- _PROBLEM STATEMENT_: Reproduce all of the data that follows, character for character.

- _Saved entries_:
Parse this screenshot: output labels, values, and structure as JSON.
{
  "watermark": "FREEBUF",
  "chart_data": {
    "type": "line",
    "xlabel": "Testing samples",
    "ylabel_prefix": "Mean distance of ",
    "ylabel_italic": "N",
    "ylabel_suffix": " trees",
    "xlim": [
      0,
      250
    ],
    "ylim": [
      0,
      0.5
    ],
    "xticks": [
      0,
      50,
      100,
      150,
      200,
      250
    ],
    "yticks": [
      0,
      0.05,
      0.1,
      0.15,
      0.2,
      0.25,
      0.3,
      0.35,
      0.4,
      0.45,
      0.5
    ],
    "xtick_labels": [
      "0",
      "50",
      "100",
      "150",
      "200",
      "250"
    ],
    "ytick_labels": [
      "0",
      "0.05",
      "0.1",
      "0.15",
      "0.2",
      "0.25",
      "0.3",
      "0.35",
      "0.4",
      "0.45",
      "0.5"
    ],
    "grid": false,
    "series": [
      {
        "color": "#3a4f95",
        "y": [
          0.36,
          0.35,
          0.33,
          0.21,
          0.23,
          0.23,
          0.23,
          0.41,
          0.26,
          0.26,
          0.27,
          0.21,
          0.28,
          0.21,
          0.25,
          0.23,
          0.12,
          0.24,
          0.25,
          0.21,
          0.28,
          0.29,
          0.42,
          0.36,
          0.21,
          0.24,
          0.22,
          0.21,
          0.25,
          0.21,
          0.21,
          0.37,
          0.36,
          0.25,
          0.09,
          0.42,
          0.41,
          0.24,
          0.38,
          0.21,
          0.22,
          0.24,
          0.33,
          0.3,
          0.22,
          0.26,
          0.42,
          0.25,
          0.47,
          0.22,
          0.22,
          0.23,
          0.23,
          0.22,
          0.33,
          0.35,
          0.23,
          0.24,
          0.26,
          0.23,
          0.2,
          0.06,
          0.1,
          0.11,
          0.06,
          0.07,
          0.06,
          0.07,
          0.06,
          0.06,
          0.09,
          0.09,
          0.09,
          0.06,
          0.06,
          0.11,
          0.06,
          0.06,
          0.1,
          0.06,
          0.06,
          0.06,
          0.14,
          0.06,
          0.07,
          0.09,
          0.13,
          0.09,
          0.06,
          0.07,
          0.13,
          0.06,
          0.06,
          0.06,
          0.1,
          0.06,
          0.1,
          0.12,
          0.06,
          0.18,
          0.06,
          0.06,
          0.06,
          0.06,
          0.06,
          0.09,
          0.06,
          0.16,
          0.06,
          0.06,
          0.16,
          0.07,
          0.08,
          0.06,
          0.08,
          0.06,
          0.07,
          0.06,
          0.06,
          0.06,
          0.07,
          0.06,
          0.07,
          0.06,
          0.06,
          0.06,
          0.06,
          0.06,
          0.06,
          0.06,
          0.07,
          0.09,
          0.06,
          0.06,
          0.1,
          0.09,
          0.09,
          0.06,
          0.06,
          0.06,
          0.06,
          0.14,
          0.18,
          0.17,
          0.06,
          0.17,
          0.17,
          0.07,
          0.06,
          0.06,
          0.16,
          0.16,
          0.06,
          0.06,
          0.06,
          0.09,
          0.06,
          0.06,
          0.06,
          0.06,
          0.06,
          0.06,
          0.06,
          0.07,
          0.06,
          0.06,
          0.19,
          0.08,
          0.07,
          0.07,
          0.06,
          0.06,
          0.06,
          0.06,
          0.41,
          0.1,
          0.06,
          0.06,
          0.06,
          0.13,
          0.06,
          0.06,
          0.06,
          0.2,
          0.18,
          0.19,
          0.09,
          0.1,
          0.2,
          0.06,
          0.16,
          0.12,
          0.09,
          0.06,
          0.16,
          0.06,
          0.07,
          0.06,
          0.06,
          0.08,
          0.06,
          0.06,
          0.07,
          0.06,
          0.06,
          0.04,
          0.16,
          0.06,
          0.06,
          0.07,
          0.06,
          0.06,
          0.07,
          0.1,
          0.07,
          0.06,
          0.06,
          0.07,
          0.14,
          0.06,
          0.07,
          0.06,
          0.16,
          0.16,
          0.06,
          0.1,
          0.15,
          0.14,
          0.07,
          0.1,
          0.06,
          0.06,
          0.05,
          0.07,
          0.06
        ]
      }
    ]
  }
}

- _PROBLEM SOLUTION_:
Parse this screenshot: output labels, values, and structure as JSON.
{
  "watermark": "FREEBUF",
  "chart_data": {
    "type": "line",
    "xlabel": "Testing samples",
    "ylabel_prefix": "Mean distance of ",
    "ylabel_italic": "N",
    "ylabel_suffix": " trees",
    "xlim": [
      0,
      250
    ],
    "ylim": [
      0,
      0.5
    ],
    "xticks": [
      0,
      50,
      100,
      150,
      200,
      250
    ],
    "yticks": [
      0,
      0.05,
      0.1,
      0.15,
      0.2,
      0.25,
      0.3,
      0.35,
      0.4,
      0.45,
      0.5
    ],
    "xtick_labels": [
      "0",
      "50",
      "100",
      "150",
      "200",
      "250"
    ],
    "ytick_labels": [
      "0",
      "0.05",
      "0.1",
      "0.15",
      "0.2",
      "0.25",
      "0.3",
      "0.35",
      "0.4",
      "0.45",
      "0.5"
    ],
    "grid": false,
    "series": [
      {
        "color": "#3a4f95",
        "y": [
          0.36,
          0.35,
          0.33,
          0.21,
          0.23,
          0.23,
          0.23,
          0.41,
          0.26,
          0.26,
          0.27,
          0.21,
          0.28,
          0.21,
          0.25,
          0.23,
          0.12,
          0.24,
          0.25,
          0.21,
          0.28,
          0.29,
          0.42,
          0.36,
          0.21,
          0.24,
          0.22,
          0.21,
          0.25,
          0.21,
          0.21,
          0.37,
          0.36,
          0.25,
          0.09,
          0.42,
          0.41,
          0.24,
          0.38,
          0.21,
          0.22,
          0.24,
          0.33,
          0.3,
          0.22,
          0.26,
          0.42,
          0.25,
          0.47,
          0.22,
          0.22,
          0.23,
          0.23,
          0.22,
          0.33,
          0.35,
          0.23,
          0.24,
          0.26,
          0.23,
          0.2,
          0.06,
          0.1,
          0.11,
          0.06,
          0.07,
          0.06,
          0.07,
          0.06,
          0.06,
          0.09,
          0.09,
          0.09,
          0.06,
          0.06,
          0.11,
          0.06,
          0.06,
          0.1,
          0.06,
          0.06,
          0.06,
          0.14,
          0.06,
          0.07,
          0.09,
          0.13,
          0.09,
          0.06,
          0.07,
          0.13,
          0.06,
          0.06,
          0.06,
          0.1,
          0.06,
          0.1,
          0.12,
          0.06,
          0.18,
          0.06,
          0.06,
          0.06,
          0.06,
          0.06,
          0.09,
          0.06,
          0.16,
          0.06,
          0.06,
          0.16,
          0.07,
          0.08,
          0.06,
          0.08,
          0.06,
          0.07,
          0.06,
          0.06,
          0.06,
          0.07,
          0.06,
          0.07,
          0.06,
          0.06,
          0.06,
          0.06,
          0.06,
          0.06,
          0.06,
          0.07,
          0.09,
          0.06,
          0.06,
          0.1,
          0.09,
          0.09,
          0.06,
          0.06,
          0.06,
          0.06,
          0.14,
          0.18,
          0.17,
          0.06,
          0.17,
          0.17,
          0.07,
          0.06,
          0.06,
          0.16,
          0.16,
          0.06,
          0.06,
          0.06,
          0.09,
          0.06,
          0.06,
          0.06,
          0.06,
          0.06,
          0.06,
          0.06,
          0.07,
          0.06,
          0.06,
          0.19,
          0.08,
          0.07,
          0.07,
          0.06,
          0.06,
          0.06,
          0.06,
          0.41,
          0.1,
          0.06,
          0.06,
          0.06,
          0.13,
          0.06,
          0.06,
          0.06,
          0.2,
          0.18,
          0.19,
          0.09,
          0.1,
          0.2,
          0.06,
          0.16,
          0.12,
          0.09,
          0.06,
          0.16,
          0.06,
          0.07,
          0.06,
          0.06,
          0.08,
          0.06,
          0.06,
          0.07,
          0.06,
          0.06,
          0.04,
          0.16,
          0.06,
          0.06,
          0.07,
          0.06,
          0.06,
          0.07,
          0.1,
          0.07,
          0.06,
          0.06,
          0.07,
          0.14,
          0.06,
          0.07,
          0.06,
          0.16,
          0.16,
          0.06,
          0.1,
          0.15,
          0.14,
          0.07,
          0.1,
          0.06,
          0.06,
          0.05,
          0.07,
          0.06
        ]
      }
    ]
  }
}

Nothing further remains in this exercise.